## begin Data for the task

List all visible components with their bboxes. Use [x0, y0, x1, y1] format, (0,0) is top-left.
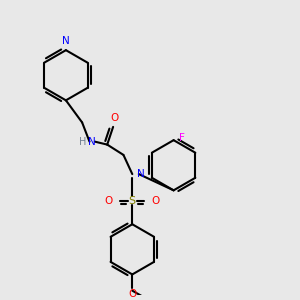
Text: N: N [62, 36, 70, 46]
Text: O: O [128, 289, 136, 298]
Text: H: H [79, 136, 87, 147]
Text: S: S [129, 196, 136, 206]
Text: F: F [179, 133, 185, 143]
Text: N: N [137, 169, 145, 179]
Text: O: O [105, 196, 113, 206]
Text: O: O [110, 113, 119, 123]
Text: N: N [88, 136, 96, 147]
Text: O: O [152, 196, 160, 206]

## end Data for the task

▶ **Written problem**
Can you turn all of the lines above into a JSON list of strings, one string per line, skipping blank lines and leaving out the picture?

▶ **Exercise output**
[
  "List all visible components with their bboxes. Use [x0, y0, x1, y1] format, (0,0) is top-left.",
  "Text: N: N [62, 36, 70, 46]",
  "Text: O: O [128, 289, 136, 298]",
  "Text: H: H [79, 136, 87, 147]",
  "Text: S: S [129, 196, 136, 206]",
  "Text: F: F [179, 133, 185, 143]",
  "Text: N: N [137, 169, 145, 179]",
  "Text: O: O [105, 196, 113, 206]",
  "Text: O: O [110, 113, 119, 123]",
  "Text: N: N [88, 136, 96, 147]",
  "Text: O: O [152, 196, 160, 206]"
]